Make a verbatim copy of the entries below; pictures stay out.

Stored data entries
* * * * * * *

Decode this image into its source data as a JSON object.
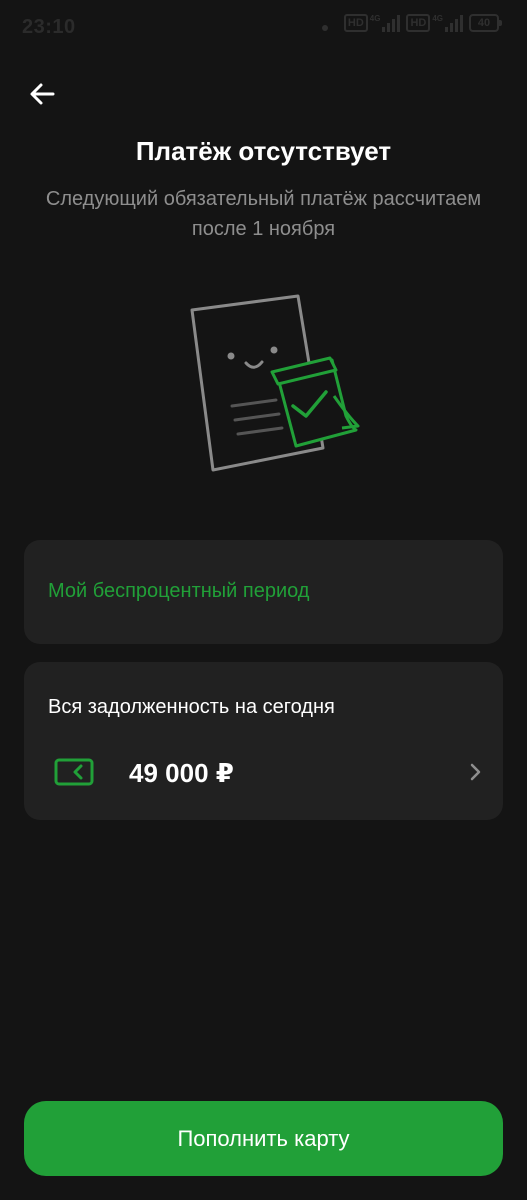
{
  "status_bar": {
    "time": "23:10",
    "hd1": "HD",
    "g1": "4G",
    "hd2": "HD",
    "g2": "4G",
    "battery": "40"
  },
  "header": {
    "title": "Платёж отсутствует",
    "subtitle": "Следующий обязательный платёж рассчитаем после 1 ноября"
  },
  "period_card": {
    "link_label": "Мой беспроцентный период"
  },
  "debt_card": {
    "label": "Вся задолженность на сегодня",
    "amount": "49 000 ₽"
  },
  "footer": {
    "topup_label": "Пополнить карту"
  },
  "colors": {
    "accent": "#21a038",
    "background": "#141414",
    "card": "#212121"
  },
  "icons": {
    "back": "arrow-left-icon",
    "illustration": "document-checkmark-icon",
    "card": "card-icon",
    "chevron": "chevron-right-icon"
  }
}
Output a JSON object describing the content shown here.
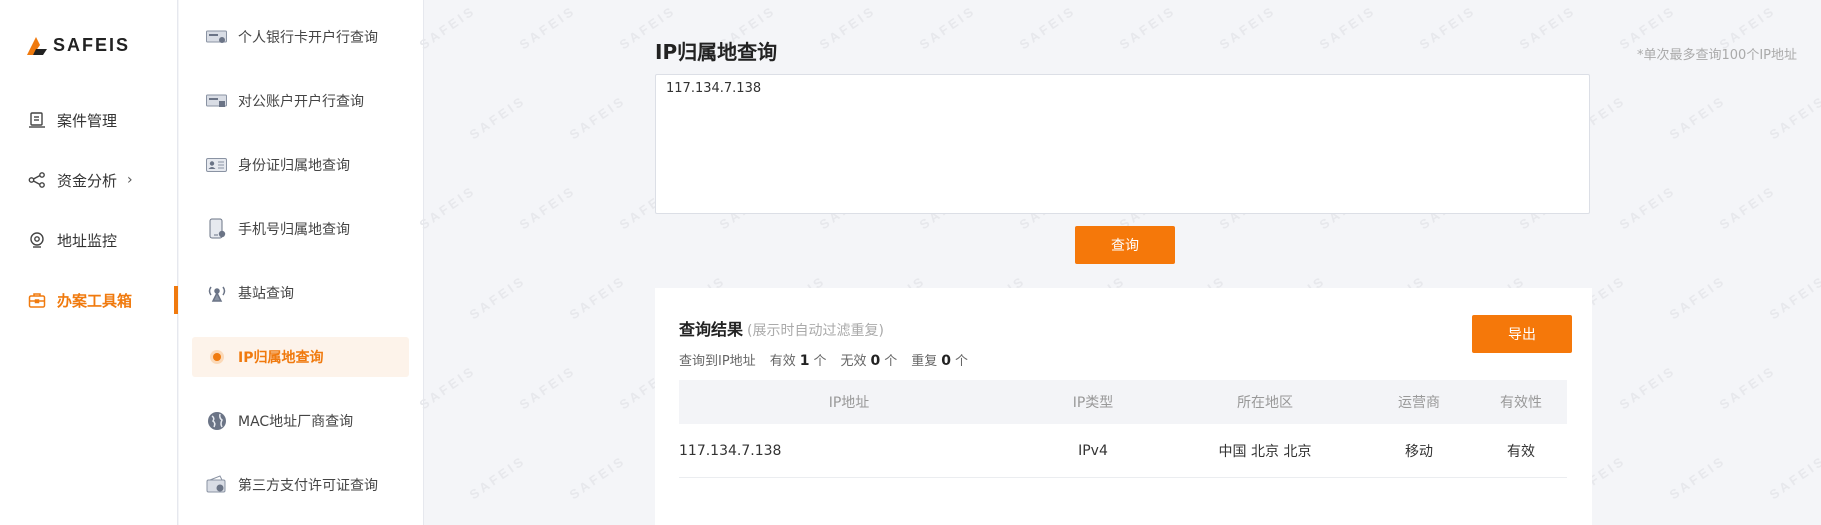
{
  "brand": {
    "name": "SAFEIS",
    "accent": "#f07a0e"
  },
  "nav": {
    "items": [
      {
        "label": "案件管理",
        "icon": "case-icon"
      },
      {
        "label": "资金分析",
        "icon": "flow-icon",
        "chevron": "›"
      },
      {
        "label": "地址监控",
        "icon": "monitor-icon"
      },
      {
        "label": "办案工具箱",
        "icon": "toolbox-icon",
        "active": true
      }
    ]
  },
  "subnav": {
    "items": [
      {
        "label": "个人银行卡开户行查询",
        "icon": "bank-card-icon"
      },
      {
        "label": "对公账户开户行查询",
        "icon": "corporate-account-icon"
      },
      {
        "label": "身份证归属地查询",
        "icon": "id-card-icon"
      },
      {
        "label": "手机号归属地查询",
        "icon": "phone-icon"
      },
      {
        "label": "基站查询",
        "icon": "base-station-icon"
      },
      {
        "label": "IP归属地查询",
        "icon": "ip-location-icon",
        "active": true
      },
      {
        "label": "MAC地址厂商查询",
        "icon": "globe-icon"
      },
      {
        "label": "第三方支付许可证查询",
        "icon": "payment-license-icon"
      }
    ]
  },
  "main": {
    "title": "IP归属地查询",
    "hint": "*单次最多查询100个IP地址",
    "input_value": "117.134.7.138",
    "query_button": "查询"
  },
  "result": {
    "title": "查询结果",
    "subtitle": "(展示时自动过滤重复)",
    "export_button": "导出",
    "stats": {
      "found_label": "查询到IP地址",
      "valid_label": "有效",
      "valid_count": "1",
      "invalid_label": "无效",
      "invalid_count": "0",
      "duplicate_label": "重复",
      "duplicate_count": "0",
      "unit": "个"
    },
    "columns": [
      "IP地址",
      "IP类型",
      "所在地区",
      "运营商",
      "有效性"
    ],
    "rows": [
      [
        "117.134.7.138",
        "IPv4",
        "中国 北京 北京",
        "移动",
        "有效"
      ]
    ]
  },
  "watermark": "SAFEIS"
}
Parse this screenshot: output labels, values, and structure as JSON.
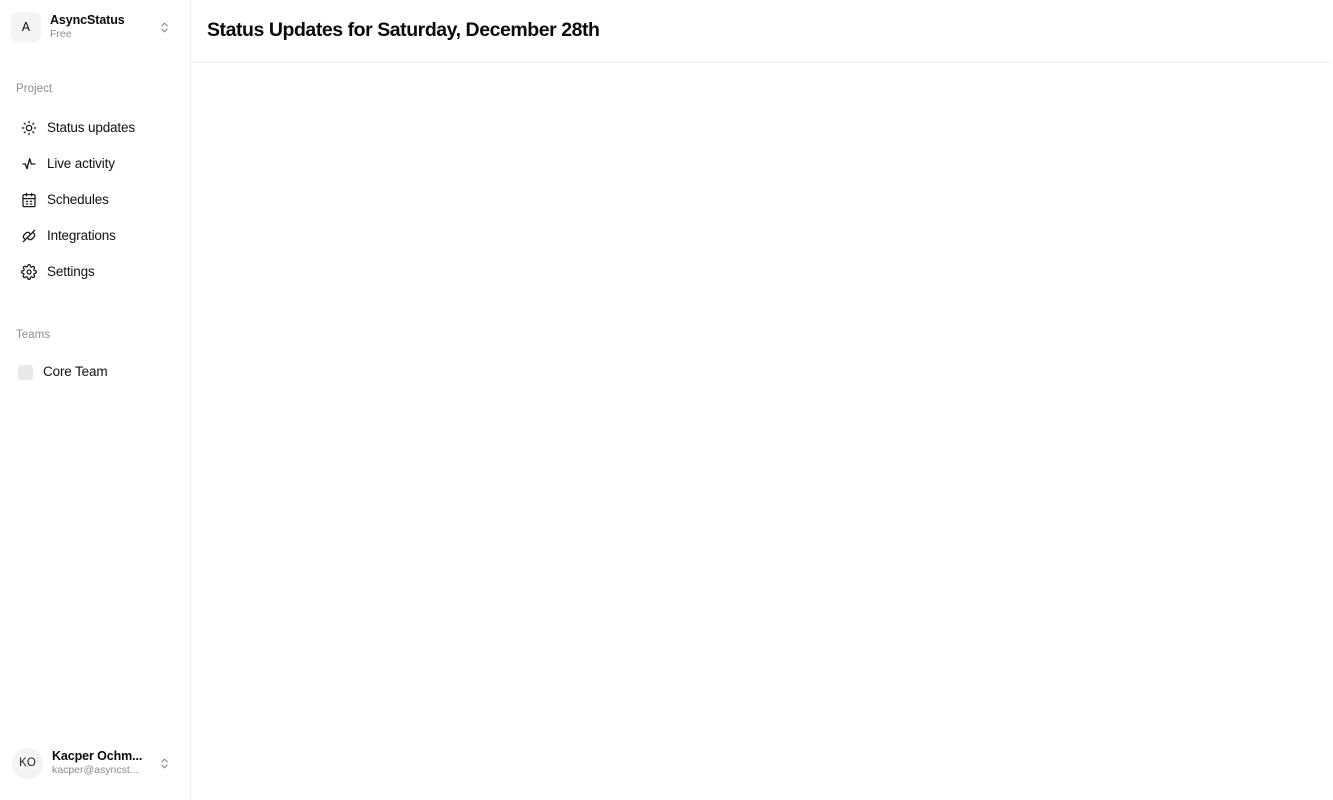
{
  "workspace": {
    "avatar_initial": "A",
    "name": "AsyncStatus",
    "plan": "Free",
    "switcher_icon": "chevron-up-down-icon"
  },
  "sidebar": {
    "project_section_label": "Project",
    "nav_items": [
      {
        "label": "Status updates",
        "icon": "sun-icon"
      },
      {
        "label": "Live activity",
        "icon": "activity-pulse-icon"
      },
      {
        "label": "Schedules",
        "icon": "calendar-icon"
      },
      {
        "label": "Integrations",
        "icon": "plug-icon"
      },
      {
        "label": "Settings",
        "icon": "gear-icon"
      }
    ],
    "teams_section_label": "Teams",
    "teams": [
      {
        "label": "Core Team"
      }
    ]
  },
  "user": {
    "avatar_initials": "KO",
    "name": "Kacper Ochm...",
    "email": "kacper@asyncst...",
    "switcher_icon": "chevron-up-down-icon"
  },
  "header": {
    "title": "Status Updates for Saturday, December 28th"
  },
  "colors": {
    "background": "#ffffff",
    "border": "#ededed",
    "text_primary": "#0a0a0a",
    "text_muted": "#8b8b8b",
    "avatar_bg": "#f4f4f4"
  }
}
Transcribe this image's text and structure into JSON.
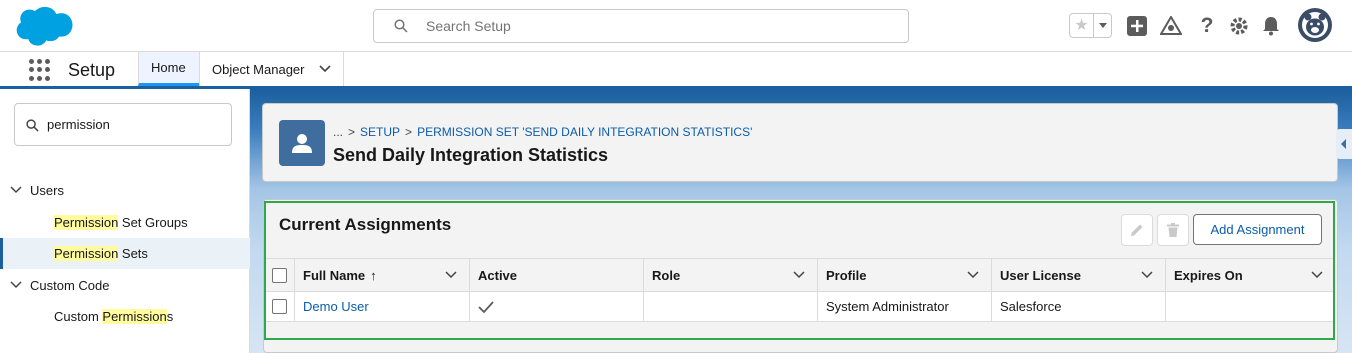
{
  "header": {
    "search_placeholder": "Search Setup",
    "icons": [
      "salesforce-cloud-logo",
      "search-icon",
      "star-icon",
      "chevron-down-icon",
      "plus-icon",
      "trailhead-icon",
      "help-icon",
      "gear-icon",
      "bell-icon",
      "avatar"
    ]
  },
  "context_bar": {
    "app_name": "Setup",
    "tabs": [
      {
        "label": "Home",
        "active": true
      },
      {
        "label": "Object Manager",
        "active": false
      }
    ]
  },
  "sidebar": {
    "quick_find_value": "permission",
    "groups": [
      {
        "label": "Users",
        "items": [
          {
            "highlight": "Permission",
            "rest": " Set Groups",
            "selected": false
          },
          {
            "highlight": "Permission",
            "rest": " Sets",
            "selected": true
          }
        ]
      },
      {
        "label": "Custom Code",
        "items": [
          {
            "pre": "Custom ",
            "highlight": "Permission",
            "rest": "s",
            "selected": false
          }
        ]
      }
    ]
  },
  "page_header": {
    "breadcrumb": [
      "...",
      "SETUP",
      "PERMISSION SET 'SEND DAILY INTEGRATION STATISTICS'"
    ],
    "title": "Send Daily Integration Statistics"
  },
  "assignments": {
    "title": "Current Assignments",
    "add_button": "Add Assignment",
    "columns": [
      "Full Name",
      "Active",
      "Role",
      "Profile",
      "User License",
      "Expires On"
    ],
    "sort_indicator": "↑",
    "rows": [
      {
        "full_name": "Demo User",
        "active": true,
        "role": "",
        "profile": "System Administrator",
        "user_license": "Salesforce",
        "expires_on": ""
      }
    ]
  },
  "colors": {
    "brand_blue": "#1b5f9e",
    "link_blue": "#0b5cab",
    "highlight_yellow": "#fffb9e",
    "annotation_green": "#2ea84a"
  }
}
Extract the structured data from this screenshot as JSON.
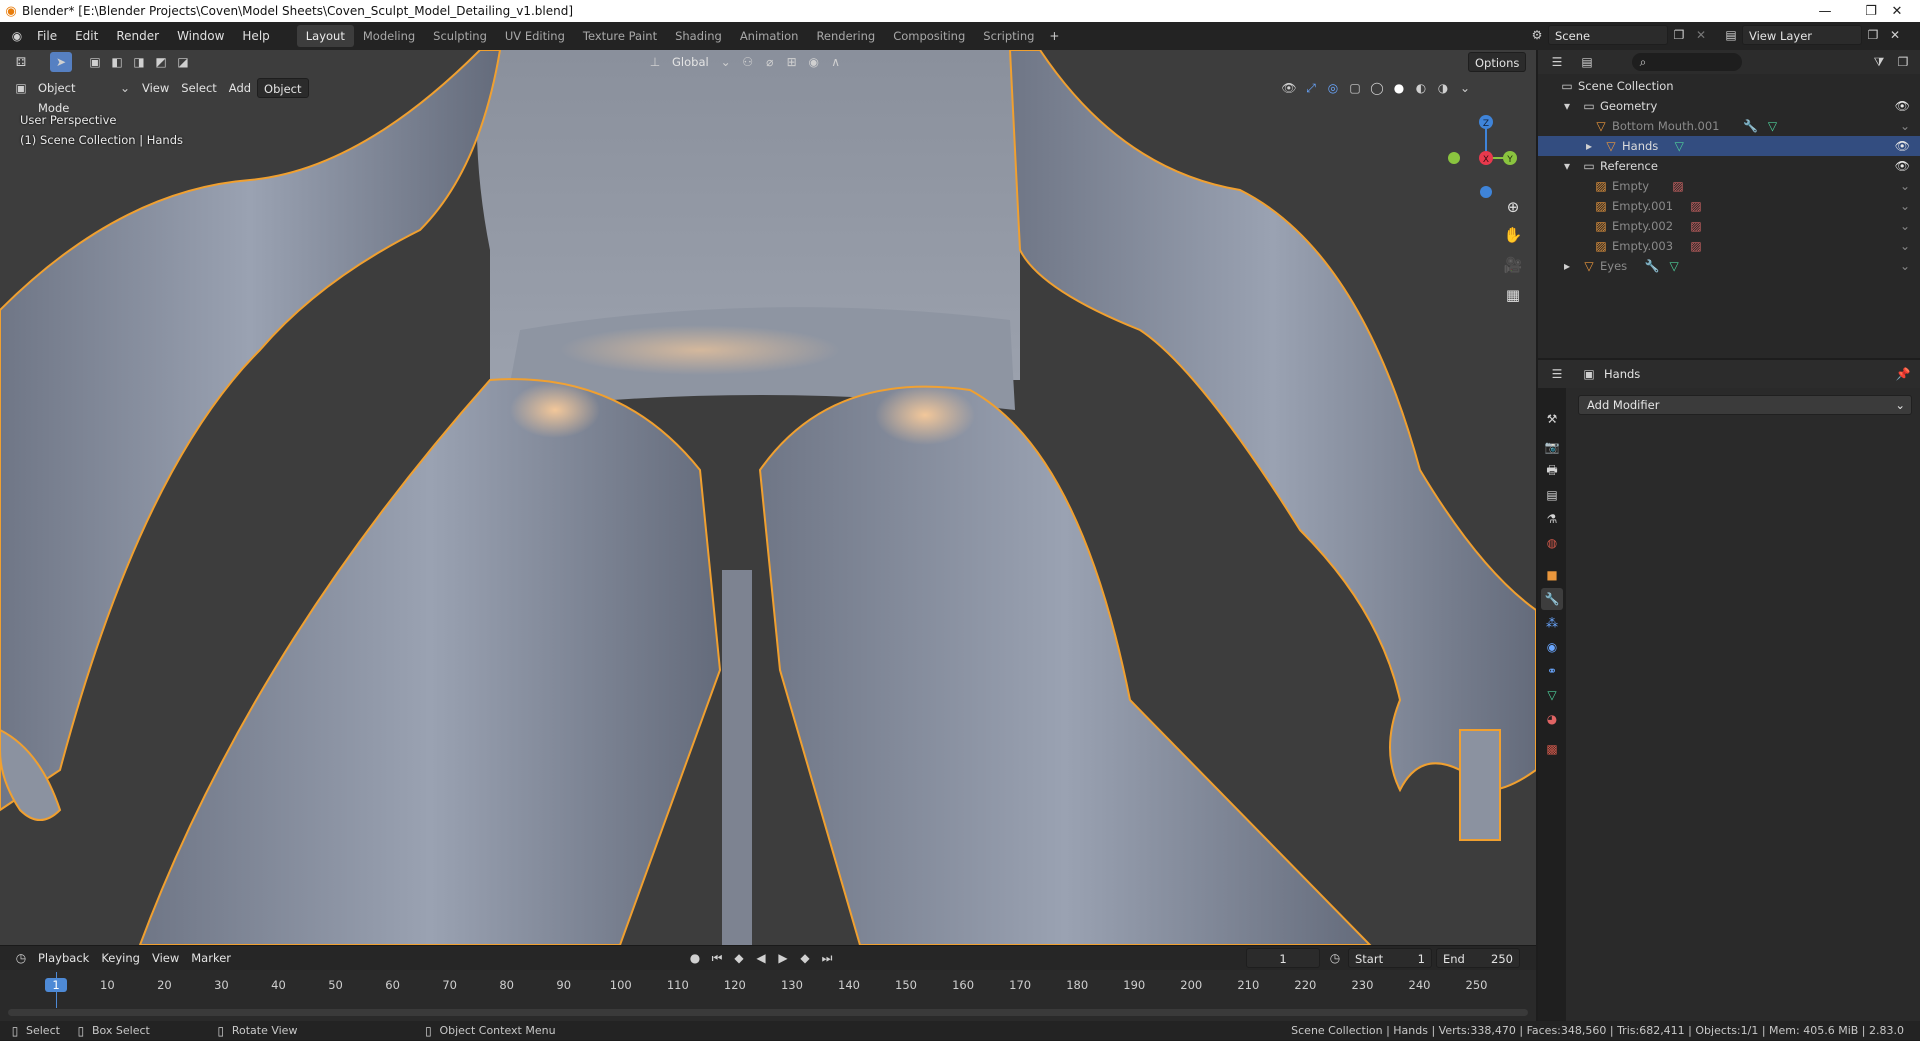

* * * * * * *

**Answer:**
Decode this image into its source data as a JSON object.
{
  "status_bar": {
    "time": "23:10",
    "hd1": "HD",
    "g1": "4G",
    "hd2": "HD",
    "g2": "4G",
    "battery": "40"
  },
  "header": {
    "title": "Платёж отсутствует",
    "subtitle": "Следующий обязательный платёж рассчитаем после 1 ноября"
  },
  "period_card": {
    "link_label": "Мой беспроцентный период"
  },
  "debt_card": {
    "label": "Вся задолженность на сегодня",
    "amount": "49 000 ₽"
  },
  "footer": {
    "topup_label": "Пополнить карту"
  },
  "colors": {
    "accent": "#21a038",
    "background": "#141414",
    "card": "#212121"
  },
  "icons": {
    "back": "arrow-left-icon",
    "illustration": "document-checkmark-icon",
    "card": "card-icon",
    "chevron": "chevron-right-icon"
  }
}
Output a JSON object describing the content shown here.
{
  "brand": {
    "name": "SAFEIS",
    "accent": "#f07a0e"
  },
  "nav": {
    "items": [
      {
        "label": "案件管理",
        "icon": "case-icon"
      },
      {
        "label": "资金分析",
        "icon": "flow-icon",
        "chevron": "›"
      },
      {
        "label": "地址监控",
        "icon": "monitor-icon"
      },
      {
        "label": "办案工具箱",
        "icon": "toolbox-icon",
        "active": true
      }
    ]
  },
  "subnav": {
    "items": [
      {
        "label": "个人银行卡开户行查询",
        "icon": "bank-card-icon"
      },
      {
        "label": "对公账户开户行查询",
        "icon": "corporate-account-icon"
      },
      {
        "label": "身份证归属地查询",
        "icon": "id-card-icon"
      },
      {
        "label": "手机号归属地查询",
        "icon": "phone-icon"
      },
      {
        "label": "基站查询",
        "icon": "base-station-icon"
      },
      {
        "label": "IP归属地查询",
        "icon": "ip-location-icon",
        "active": true
      },
      {
        "label": "MAC地址厂商查询",
        "icon": "globe-icon"
      },
      {
        "label": "第三方支付许可证查询",
        "icon": "payment-license-icon"
      }
    ]
  },
  "main": {
    "title": "IP归属地查询",
    "hint": "*单次最多查询100个IP地址",
    "input_value": "117.134.7.138",
    "query_button": "查询"
  },
  "result": {
    "title": "查询结果",
    "subtitle": "(展示时自动过滤重复)",
    "export_button": "导出",
    "stats": {
      "found_label": "查询到IP地址",
      "valid_label": "有效",
      "valid_count": "1",
      "invalid_label": "无效",
      "invalid_count": "0",
      "duplicate_label": "重复",
      "duplicate_count": "0",
      "unit": "个"
    },
    "columns": [
      "IP地址",
      "IP类型",
      "所在地区",
      "运营商",
      "有效性"
    ],
    "rows": [
      [
        "117.134.7.138",
        "IPv4",
        "中国 北京 北京",
        "移动",
        "有效"
      ]
    ]
  },
  "watermark": "SAFEIS"
}
Parse this screenshot: output labels, values, and structure as JSON.
{
  "workspace": {
    "avatar_initial": "A",
    "name": "AsyncStatus",
    "plan": "Free",
    "switcher_icon": "chevron-up-down-icon"
  },
  "sidebar": {
    "project_section_label": "Project",
    "nav_items": [
      {
        "label": "Status updates",
        "icon": "sun-icon"
      },
      {
        "label": "Live activity",
        "icon": "activity-pulse-icon"
      },
      {
        "label": "Schedules",
        "icon": "calendar-icon"
      },
      {
        "label": "Integrations",
        "icon": "plug-icon"
      },
      {
        "label": "Settings",
        "icon": "gear-icon"
      }
    ],
    "teams_section_label": "Teams",
    "teams": [
      {
        "label": "Core Team"
      }
    ]
  },
  "user": {
    "avatar_initials": "KO",
    "name": "Kacper Ochm...",
    "email": "kacper@asyncst...",
    "switcher_icon": "chevron-up-down-icon"
  },
  "header": {
    "title": "Status Updates for Saturday, December 28th"
  },
  "colors": {
    "background": "#ffffff",
    "border": "#ededed",
    "text_primary": "#0a0a0a",
    "text_muted": "#8b8b8b",
    "avatar_bg": "#f4f4f4"
  }
}
Transcribe this image's text and structure into JSON.
{
  "header": {
    "search_placeholder": "Search Setup",
    "icons": [
      "salesforce-cloud-logo",
      "search-icon",
      "star-icon",
      "chevron-down-icon",
      "plus-icon",
      "trailhead-icon",
      "help-icon",
      "gear-icon",
      "bell-icon",
      "avatar"
    ]
  },
  "context_bar": {
    "app_name": "Setup",
    "tabs": [
      {
        "label": "Home",
        "active": true
      },
      {
        "label": "Object Manager",
        "active": false
      }
    ]
  },
  "sidebar": {
    "quick_find_value": "permission",
    "groups": [
      {
        "label": "Users",
        "items": [
          {
            "highlight": "Permission",
            "rest": " Set Groups",
            "selected": false
          },
          {
            "highlight": "Permission",
            "rest": " Sets",
            "selected": true
          }
        ]
      },
      {
        "label": "Custom Code",
        "items": [
          {
            "pre": "Custom ",
            "highlight": "Permission",
            "rest": "s",
            "selected": false
          }
        ]
      }
    ]
  },
  "page_header": {
    "breadcrumb": [
      "...",
      "SETUP",
      "PERMISSION SET 'SEND DAILY INTEGRATION STATISTICS'"
    ],
    "title": "Send Daily Integration Statistics"
  },
  "assignments": {
    "title": "Current Assignments",
    "add_button": "Add Assignment",
    "columns": [
      "Full Name",
      "Active",
      "Role",
      "Profile",
      "User License",
      "Expires On"
    ],
    "sort_indicator": "↑",
    "rows": [
      {
        "full_name": "Demo User",
        "active": true,
        "role": "",
        "profile": "System Administrator",
        "user_license": "Salesforce",
        "expires_on": ""
      }
    ]
  },
  "colors": {
    "brand_blue": "#1b5f9e",
    "link_blue": "#0b5cab",
    "highlight_yellow": "#fffb9e",
    "annotation_green": "#2ea84a"
  }
}
Extract the structured data from this screenshot as JSON.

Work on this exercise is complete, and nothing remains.